§ DIRECTIONS FOR THIS TASK
List each line of the data that holds the string "JSON", please.

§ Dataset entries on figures
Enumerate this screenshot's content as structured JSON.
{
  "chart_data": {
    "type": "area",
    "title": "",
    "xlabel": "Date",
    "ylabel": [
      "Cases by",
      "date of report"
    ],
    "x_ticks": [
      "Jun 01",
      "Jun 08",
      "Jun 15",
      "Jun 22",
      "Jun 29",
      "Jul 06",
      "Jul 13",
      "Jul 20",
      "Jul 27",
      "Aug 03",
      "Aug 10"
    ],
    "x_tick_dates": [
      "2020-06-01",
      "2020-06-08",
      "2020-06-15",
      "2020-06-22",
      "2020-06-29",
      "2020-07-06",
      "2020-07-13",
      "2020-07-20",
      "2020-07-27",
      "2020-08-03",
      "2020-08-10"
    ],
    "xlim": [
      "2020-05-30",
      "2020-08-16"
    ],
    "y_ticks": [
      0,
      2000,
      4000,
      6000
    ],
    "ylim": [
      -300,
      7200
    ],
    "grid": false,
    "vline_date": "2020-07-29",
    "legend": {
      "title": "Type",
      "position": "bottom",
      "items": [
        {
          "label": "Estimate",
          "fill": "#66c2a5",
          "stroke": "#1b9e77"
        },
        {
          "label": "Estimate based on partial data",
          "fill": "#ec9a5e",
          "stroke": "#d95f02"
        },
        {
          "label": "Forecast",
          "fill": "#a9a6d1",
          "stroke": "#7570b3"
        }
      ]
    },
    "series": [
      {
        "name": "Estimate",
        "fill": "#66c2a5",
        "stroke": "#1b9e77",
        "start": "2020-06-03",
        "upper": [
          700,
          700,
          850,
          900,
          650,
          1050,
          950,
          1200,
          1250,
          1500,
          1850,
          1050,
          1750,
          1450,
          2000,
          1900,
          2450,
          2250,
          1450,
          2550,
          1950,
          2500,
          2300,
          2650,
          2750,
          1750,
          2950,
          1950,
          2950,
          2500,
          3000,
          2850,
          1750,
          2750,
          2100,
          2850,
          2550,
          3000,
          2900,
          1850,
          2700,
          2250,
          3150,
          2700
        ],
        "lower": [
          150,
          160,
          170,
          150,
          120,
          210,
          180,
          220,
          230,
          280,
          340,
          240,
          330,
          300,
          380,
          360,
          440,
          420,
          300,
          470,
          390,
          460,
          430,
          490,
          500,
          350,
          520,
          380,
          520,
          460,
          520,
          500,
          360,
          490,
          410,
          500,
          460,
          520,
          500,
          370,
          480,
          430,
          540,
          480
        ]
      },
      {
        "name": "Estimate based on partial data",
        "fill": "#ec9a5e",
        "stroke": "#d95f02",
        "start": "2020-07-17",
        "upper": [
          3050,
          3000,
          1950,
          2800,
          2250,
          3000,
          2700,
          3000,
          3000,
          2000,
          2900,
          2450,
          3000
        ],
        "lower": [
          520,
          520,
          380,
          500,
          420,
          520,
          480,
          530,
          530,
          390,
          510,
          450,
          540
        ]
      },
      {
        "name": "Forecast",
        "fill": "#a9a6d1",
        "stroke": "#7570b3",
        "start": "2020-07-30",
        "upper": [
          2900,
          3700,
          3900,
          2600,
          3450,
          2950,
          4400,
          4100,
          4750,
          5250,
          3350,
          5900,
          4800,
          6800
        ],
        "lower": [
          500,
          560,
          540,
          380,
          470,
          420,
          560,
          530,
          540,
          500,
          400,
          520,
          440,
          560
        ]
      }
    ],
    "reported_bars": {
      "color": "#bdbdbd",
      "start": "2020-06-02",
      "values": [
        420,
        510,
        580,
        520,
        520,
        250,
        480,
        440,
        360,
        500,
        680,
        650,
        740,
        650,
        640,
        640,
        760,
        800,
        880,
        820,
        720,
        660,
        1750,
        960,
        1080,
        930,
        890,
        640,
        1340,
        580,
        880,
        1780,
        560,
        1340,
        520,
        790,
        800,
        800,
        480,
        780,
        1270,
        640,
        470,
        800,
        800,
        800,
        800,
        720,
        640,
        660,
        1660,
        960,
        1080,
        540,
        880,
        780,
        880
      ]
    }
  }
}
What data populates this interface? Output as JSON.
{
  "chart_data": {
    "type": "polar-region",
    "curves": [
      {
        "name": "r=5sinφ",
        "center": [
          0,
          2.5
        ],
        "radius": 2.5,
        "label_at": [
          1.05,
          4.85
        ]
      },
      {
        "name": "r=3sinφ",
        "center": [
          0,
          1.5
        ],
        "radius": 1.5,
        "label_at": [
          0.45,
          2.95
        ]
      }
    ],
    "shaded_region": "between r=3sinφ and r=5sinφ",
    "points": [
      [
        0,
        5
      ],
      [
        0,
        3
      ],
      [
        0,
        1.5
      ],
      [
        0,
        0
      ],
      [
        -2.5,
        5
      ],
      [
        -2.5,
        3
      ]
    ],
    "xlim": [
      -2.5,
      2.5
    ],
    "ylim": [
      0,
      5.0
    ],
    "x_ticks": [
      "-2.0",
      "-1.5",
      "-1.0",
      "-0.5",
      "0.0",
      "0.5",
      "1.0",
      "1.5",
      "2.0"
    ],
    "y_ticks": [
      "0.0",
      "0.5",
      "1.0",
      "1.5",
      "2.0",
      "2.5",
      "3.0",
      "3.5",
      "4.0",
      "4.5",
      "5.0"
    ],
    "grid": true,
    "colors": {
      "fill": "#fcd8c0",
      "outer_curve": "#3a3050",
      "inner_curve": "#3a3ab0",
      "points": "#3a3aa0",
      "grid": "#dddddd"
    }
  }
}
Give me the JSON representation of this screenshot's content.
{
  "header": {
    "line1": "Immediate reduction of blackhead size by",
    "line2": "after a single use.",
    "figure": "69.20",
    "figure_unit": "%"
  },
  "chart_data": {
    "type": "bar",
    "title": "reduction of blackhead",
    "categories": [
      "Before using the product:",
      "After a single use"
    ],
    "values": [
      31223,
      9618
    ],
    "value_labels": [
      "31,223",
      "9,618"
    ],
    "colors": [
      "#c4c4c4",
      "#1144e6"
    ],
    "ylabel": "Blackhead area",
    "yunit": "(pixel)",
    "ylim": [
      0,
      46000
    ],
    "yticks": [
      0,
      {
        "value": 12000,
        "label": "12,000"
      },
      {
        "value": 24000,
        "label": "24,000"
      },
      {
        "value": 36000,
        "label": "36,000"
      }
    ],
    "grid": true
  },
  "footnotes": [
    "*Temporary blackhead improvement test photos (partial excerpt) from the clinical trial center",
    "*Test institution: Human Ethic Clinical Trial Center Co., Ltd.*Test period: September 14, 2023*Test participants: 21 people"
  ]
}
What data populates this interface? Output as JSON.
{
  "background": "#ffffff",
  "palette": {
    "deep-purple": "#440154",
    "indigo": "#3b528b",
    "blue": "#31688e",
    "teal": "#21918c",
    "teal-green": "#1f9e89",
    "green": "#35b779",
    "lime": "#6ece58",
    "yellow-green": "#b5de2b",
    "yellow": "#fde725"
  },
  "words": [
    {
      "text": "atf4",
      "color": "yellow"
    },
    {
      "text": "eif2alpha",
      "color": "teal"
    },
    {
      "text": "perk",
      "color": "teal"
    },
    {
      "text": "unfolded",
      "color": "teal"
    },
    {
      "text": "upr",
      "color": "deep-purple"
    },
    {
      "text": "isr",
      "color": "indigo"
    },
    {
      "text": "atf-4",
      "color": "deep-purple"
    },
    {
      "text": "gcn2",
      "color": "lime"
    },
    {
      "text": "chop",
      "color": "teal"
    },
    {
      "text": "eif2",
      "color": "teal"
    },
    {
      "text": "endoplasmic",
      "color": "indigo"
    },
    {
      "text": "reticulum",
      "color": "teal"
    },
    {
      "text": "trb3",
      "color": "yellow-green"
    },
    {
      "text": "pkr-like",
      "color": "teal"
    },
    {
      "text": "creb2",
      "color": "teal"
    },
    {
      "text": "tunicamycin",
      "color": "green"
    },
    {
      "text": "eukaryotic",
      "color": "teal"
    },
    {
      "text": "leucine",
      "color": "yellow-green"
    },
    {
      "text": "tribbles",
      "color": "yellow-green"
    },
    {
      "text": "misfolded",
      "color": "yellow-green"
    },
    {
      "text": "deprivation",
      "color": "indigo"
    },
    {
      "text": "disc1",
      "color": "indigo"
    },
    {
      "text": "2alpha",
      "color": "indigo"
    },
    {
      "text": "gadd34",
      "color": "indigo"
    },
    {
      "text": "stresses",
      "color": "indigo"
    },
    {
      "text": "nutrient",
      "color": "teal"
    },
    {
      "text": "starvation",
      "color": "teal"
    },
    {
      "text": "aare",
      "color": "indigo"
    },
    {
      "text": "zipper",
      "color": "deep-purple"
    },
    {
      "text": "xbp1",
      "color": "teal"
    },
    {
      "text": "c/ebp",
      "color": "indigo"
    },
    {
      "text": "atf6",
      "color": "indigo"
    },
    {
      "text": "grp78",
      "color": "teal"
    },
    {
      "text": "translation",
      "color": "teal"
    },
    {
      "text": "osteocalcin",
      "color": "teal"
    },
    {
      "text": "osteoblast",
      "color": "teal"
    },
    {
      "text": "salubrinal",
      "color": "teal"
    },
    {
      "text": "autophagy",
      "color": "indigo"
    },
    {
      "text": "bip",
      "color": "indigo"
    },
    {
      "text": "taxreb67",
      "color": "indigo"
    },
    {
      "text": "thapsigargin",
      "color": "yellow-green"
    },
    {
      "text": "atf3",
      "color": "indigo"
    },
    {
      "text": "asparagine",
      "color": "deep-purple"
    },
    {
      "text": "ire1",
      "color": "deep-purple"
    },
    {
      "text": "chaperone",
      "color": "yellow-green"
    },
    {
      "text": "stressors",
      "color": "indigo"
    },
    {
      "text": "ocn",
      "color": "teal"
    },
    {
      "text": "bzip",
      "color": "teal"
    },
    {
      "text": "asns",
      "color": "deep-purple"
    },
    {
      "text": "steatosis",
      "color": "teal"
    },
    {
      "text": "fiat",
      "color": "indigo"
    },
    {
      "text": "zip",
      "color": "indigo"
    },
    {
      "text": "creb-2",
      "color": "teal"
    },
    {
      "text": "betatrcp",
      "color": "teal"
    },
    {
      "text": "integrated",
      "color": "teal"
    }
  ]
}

§ COMPLETED TASK
Enumerate this screenshot's content as structured JSON.
What data populates this interface? Output as JSON.
Give me the JSON representation of this screenshot's content.
What data populates this interface? Output as JSON.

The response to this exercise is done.